What you are asked to do:
Wherever the string "功率参数寄存器" appears in a line, extract that line.

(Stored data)
--- START ---
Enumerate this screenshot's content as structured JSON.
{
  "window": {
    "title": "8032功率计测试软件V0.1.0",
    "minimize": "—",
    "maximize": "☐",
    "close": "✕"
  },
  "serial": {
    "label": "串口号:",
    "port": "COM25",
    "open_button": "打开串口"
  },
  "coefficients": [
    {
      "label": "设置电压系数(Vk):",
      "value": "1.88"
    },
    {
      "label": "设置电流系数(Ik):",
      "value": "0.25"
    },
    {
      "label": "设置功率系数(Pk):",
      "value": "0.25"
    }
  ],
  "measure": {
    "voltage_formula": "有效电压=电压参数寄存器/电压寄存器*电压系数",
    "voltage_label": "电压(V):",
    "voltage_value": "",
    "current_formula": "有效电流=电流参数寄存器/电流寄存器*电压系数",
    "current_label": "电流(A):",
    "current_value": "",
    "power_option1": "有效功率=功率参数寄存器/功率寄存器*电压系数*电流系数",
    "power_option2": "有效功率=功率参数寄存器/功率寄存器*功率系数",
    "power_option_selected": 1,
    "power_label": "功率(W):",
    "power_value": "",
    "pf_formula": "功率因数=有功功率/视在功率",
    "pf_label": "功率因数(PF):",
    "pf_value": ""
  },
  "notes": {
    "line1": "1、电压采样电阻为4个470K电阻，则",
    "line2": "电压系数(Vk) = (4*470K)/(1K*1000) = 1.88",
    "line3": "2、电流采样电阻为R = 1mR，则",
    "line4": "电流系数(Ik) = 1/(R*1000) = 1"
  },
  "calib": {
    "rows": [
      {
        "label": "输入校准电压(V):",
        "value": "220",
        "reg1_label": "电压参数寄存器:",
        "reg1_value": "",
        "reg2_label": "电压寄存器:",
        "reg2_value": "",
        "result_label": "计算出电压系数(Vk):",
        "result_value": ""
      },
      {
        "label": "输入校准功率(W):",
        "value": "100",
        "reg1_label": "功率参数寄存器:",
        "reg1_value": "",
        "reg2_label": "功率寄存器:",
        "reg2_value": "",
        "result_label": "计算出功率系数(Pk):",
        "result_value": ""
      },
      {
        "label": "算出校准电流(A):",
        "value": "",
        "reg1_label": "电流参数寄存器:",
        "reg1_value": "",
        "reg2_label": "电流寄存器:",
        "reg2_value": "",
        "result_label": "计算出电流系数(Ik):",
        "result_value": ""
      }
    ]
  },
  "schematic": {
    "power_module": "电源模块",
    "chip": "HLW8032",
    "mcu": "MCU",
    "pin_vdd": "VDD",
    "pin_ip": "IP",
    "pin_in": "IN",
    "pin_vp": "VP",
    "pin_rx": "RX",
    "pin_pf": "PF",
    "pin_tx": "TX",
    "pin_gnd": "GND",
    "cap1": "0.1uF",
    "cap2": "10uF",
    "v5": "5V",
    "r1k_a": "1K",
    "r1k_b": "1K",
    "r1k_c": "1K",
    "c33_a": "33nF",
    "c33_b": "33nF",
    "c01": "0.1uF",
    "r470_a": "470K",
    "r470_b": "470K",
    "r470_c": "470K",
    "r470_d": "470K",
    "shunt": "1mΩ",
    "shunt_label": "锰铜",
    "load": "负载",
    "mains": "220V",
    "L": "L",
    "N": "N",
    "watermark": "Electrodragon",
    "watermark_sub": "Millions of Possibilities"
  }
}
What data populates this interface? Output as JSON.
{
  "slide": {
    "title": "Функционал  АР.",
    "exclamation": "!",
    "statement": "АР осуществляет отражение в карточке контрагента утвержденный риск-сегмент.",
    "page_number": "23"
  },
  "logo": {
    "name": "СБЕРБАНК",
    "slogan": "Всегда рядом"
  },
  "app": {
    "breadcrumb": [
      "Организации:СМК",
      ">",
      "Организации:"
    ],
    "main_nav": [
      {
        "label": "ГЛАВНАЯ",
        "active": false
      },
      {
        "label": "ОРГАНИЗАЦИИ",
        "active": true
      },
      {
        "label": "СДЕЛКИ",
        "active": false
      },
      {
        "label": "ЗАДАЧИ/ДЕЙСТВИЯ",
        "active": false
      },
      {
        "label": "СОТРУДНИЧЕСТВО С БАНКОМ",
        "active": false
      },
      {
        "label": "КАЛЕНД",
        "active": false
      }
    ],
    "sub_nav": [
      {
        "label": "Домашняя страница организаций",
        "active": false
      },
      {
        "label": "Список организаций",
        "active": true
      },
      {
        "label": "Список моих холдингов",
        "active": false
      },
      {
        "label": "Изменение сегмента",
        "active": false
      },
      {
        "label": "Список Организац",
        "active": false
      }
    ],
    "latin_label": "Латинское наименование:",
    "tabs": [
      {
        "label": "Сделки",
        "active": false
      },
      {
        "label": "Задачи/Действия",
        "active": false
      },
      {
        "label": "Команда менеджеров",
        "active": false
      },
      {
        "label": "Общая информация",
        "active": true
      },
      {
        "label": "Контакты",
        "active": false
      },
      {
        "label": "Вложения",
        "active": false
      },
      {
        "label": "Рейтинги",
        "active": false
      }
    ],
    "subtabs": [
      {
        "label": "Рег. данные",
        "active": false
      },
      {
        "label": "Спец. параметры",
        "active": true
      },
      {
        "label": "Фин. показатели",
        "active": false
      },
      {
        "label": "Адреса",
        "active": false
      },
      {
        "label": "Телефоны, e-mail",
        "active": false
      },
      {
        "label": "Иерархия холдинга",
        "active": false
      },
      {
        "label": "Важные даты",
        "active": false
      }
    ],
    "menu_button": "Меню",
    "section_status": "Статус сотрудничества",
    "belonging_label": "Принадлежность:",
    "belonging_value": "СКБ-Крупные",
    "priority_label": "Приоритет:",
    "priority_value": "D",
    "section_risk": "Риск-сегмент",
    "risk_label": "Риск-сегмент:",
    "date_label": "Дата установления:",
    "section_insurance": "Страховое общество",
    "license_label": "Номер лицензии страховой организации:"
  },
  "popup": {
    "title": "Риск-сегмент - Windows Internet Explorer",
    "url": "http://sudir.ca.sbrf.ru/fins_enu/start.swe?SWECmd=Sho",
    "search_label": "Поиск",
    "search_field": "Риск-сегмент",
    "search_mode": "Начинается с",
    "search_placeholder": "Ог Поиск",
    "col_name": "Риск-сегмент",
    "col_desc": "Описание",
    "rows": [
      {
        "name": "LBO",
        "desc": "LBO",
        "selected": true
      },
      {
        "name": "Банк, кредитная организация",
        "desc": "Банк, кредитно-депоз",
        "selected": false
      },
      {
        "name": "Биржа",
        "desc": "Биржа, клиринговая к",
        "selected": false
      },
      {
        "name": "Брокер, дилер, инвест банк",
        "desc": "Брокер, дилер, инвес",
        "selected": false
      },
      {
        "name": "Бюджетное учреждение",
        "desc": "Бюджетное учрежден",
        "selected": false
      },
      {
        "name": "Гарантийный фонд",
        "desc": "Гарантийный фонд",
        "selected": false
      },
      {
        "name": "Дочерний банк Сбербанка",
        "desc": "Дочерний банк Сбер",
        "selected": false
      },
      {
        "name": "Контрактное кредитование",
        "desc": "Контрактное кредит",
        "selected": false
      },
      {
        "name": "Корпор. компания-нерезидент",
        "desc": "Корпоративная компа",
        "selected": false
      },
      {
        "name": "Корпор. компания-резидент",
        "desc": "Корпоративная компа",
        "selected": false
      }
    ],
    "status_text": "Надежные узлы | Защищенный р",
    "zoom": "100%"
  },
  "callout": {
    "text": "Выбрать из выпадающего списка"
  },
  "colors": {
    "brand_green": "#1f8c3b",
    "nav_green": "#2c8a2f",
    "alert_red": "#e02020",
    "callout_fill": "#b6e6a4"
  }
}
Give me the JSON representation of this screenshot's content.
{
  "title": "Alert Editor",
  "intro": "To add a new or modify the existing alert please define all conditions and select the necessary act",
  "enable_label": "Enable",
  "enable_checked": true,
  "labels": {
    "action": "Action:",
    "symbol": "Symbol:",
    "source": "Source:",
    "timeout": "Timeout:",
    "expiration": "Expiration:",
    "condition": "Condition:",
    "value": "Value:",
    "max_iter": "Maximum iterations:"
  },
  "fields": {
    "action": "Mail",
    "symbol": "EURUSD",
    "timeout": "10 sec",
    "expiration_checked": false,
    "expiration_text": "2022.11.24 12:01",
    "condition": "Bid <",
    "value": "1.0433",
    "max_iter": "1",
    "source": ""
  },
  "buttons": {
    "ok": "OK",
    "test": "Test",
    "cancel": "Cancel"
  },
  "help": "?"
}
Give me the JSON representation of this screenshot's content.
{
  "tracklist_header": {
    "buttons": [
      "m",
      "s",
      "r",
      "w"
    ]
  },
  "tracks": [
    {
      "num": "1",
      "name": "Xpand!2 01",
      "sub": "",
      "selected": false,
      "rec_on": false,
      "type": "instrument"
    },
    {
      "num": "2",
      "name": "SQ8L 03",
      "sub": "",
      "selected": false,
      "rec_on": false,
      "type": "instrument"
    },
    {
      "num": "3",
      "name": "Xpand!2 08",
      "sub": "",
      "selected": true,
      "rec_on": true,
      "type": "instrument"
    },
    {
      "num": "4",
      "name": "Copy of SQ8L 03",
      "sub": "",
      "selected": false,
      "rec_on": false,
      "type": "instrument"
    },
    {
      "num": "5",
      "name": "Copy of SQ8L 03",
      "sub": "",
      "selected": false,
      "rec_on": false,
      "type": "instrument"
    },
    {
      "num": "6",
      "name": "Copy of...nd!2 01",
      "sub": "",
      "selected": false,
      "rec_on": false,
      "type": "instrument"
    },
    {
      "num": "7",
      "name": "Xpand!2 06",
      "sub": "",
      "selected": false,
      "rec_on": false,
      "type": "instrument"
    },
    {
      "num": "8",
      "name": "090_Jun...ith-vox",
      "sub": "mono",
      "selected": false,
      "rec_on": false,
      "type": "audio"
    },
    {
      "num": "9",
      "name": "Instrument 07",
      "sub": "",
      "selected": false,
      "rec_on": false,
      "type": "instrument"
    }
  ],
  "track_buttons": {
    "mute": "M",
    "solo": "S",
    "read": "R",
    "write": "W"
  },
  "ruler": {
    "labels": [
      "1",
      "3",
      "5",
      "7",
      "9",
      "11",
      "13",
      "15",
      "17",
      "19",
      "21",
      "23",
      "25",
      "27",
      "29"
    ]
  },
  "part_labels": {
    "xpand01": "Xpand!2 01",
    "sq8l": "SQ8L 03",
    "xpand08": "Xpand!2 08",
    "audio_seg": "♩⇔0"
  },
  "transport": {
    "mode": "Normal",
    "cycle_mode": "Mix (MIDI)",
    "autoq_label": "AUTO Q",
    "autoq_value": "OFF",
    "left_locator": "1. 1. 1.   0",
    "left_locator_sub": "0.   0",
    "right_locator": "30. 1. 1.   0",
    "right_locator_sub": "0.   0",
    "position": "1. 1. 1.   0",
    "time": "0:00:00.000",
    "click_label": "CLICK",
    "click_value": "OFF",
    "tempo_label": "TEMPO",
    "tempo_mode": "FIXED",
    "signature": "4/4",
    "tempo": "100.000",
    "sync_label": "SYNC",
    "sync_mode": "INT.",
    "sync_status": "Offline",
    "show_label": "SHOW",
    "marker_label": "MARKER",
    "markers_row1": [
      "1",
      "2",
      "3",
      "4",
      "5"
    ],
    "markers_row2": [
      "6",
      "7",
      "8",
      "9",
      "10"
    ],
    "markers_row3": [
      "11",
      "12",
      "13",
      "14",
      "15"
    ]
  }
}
--- END ---
Final result:
    "power_option1": "有效功率=功率参数寄存器/功率寄存器*电压系数*电流系数",
    "power_option2": "有效功率=功率参数寄存器/功率寄存器*功率系数",
        "reg1_label": "功率参数寄存器:",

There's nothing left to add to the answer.